* [REQUIRED WORK]
Give the number of lines that contain the string "color", please, and nothing else.
★ ★ ★
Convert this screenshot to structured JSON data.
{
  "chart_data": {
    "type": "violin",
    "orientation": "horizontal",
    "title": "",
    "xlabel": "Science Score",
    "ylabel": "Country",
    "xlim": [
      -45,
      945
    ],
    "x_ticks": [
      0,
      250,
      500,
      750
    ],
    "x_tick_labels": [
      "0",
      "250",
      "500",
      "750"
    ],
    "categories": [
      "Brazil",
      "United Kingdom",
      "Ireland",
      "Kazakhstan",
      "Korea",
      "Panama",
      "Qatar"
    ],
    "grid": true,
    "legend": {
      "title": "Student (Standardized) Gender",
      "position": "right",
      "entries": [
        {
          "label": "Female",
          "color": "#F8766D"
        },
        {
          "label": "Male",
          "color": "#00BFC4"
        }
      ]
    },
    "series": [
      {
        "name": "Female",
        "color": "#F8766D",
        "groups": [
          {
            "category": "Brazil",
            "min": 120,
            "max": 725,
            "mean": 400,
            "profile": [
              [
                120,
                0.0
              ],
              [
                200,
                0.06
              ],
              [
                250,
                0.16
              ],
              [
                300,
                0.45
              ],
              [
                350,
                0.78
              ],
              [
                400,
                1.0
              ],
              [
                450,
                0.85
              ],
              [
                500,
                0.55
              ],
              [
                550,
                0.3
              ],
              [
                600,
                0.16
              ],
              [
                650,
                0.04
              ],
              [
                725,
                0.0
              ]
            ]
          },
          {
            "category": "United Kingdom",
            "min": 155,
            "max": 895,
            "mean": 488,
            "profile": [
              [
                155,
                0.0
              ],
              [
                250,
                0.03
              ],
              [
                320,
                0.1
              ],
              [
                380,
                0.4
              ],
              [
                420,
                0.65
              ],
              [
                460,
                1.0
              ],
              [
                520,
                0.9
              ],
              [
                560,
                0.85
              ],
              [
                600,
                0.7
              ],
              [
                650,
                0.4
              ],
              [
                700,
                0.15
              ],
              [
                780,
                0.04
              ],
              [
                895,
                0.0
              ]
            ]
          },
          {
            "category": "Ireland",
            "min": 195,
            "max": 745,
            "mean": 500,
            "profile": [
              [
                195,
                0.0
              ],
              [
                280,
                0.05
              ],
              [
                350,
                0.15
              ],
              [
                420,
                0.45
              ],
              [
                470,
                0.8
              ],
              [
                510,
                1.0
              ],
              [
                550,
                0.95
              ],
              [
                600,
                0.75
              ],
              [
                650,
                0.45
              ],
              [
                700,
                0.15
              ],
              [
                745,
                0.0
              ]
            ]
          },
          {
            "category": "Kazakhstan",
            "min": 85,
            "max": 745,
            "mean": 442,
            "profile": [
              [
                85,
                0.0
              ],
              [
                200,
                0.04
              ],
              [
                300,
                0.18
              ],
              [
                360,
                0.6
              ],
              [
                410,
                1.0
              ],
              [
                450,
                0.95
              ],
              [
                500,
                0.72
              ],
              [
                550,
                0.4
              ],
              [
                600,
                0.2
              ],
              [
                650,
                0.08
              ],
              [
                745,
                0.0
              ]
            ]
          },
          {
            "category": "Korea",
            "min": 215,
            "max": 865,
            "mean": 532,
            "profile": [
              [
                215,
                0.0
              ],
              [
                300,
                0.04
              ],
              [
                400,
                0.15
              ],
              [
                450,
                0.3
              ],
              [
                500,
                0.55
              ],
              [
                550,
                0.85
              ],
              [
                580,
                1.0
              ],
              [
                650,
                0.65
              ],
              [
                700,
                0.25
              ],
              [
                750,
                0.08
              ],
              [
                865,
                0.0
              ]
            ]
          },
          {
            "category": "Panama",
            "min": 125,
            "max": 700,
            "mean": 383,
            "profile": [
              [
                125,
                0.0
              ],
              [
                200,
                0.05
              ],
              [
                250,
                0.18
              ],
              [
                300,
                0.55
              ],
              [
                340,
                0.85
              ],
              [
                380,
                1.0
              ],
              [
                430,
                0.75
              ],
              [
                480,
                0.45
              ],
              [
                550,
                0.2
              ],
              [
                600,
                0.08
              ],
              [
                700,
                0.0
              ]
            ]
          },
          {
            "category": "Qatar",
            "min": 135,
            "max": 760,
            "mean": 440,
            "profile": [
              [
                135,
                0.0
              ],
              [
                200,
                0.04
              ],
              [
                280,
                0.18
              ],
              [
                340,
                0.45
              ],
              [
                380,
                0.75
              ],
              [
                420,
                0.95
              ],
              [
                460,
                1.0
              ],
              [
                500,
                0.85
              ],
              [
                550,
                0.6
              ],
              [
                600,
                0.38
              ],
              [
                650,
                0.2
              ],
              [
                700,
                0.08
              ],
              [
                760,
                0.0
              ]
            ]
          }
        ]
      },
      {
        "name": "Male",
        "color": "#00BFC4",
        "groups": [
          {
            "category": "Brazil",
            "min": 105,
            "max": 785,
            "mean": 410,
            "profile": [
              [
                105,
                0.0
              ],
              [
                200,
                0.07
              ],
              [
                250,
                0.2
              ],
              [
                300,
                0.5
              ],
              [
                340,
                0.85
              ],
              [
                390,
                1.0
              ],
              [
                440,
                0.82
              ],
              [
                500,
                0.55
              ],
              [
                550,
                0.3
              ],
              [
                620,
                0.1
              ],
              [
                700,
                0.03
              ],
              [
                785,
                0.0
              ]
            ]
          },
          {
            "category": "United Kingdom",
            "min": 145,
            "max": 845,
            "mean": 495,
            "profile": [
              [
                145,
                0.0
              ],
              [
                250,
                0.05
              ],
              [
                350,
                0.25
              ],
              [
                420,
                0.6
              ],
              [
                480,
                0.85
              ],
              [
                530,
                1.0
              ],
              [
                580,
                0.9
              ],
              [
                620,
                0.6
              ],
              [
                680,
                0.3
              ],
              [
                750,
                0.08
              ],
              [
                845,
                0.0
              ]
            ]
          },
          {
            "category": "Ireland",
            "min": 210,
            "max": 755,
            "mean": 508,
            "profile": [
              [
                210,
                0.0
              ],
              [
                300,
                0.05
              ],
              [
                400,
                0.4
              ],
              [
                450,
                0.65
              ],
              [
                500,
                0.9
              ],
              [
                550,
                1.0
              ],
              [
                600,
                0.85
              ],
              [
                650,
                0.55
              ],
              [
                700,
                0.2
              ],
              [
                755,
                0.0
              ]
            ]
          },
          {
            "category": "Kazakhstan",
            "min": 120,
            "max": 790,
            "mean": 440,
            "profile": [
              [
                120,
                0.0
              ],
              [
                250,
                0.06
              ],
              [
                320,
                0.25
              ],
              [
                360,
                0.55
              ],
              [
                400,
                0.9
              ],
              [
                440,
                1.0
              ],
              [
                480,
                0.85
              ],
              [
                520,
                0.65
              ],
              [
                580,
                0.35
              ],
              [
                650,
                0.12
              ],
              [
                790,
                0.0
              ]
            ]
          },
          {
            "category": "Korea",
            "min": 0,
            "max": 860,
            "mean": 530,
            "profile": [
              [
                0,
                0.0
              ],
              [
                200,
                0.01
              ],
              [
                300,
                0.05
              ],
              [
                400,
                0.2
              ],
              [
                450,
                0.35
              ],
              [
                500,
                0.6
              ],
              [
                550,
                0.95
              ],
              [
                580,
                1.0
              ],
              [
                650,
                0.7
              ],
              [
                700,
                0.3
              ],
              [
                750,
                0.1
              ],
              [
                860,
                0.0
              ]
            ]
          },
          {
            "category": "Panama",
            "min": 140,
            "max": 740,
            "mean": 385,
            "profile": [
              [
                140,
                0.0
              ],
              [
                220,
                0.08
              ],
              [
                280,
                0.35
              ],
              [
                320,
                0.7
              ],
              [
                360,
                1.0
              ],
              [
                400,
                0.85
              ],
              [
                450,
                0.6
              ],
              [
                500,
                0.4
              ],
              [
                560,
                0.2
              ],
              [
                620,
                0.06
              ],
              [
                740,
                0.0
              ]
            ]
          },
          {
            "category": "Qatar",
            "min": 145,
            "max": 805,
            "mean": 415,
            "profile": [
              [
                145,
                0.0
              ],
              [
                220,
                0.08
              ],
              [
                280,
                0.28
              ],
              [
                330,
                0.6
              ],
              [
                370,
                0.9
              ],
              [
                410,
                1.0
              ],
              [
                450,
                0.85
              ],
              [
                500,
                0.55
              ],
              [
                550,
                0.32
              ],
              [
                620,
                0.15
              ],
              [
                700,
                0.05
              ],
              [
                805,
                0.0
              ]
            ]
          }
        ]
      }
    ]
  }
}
★ ★ ★
* [OUTPUT OF THE TASK]
4